*Your objective:*
Output the data below in full, character for character.

*Data for analysis:*
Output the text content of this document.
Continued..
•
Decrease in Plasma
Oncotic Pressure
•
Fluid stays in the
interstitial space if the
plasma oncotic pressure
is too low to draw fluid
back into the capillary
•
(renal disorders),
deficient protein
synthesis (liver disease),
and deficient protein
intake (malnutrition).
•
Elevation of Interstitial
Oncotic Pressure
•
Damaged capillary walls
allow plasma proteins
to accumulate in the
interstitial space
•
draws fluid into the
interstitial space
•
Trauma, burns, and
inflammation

*Result of the task:*
Output the text content of this document.
Continued..
•
Decrease in Plasma
Oncotic Pressure
•
Fluid stays in the
interstitial space if the
plasma oncotic pressure
is too low to draw fluid
back into the capillary
•
(renal disorders),
deficient protein
synthesis (liver disease),
and deficient protein
intake (malnutrition).
•
Elevation of Interstitial
Oncotic Pressure
•
Damaged capillary walls
allow plasma proteins
to accumulate in the
interstitial space
•
draws fluid into the
interstitial space
•
Trauma, burns, and
inflammation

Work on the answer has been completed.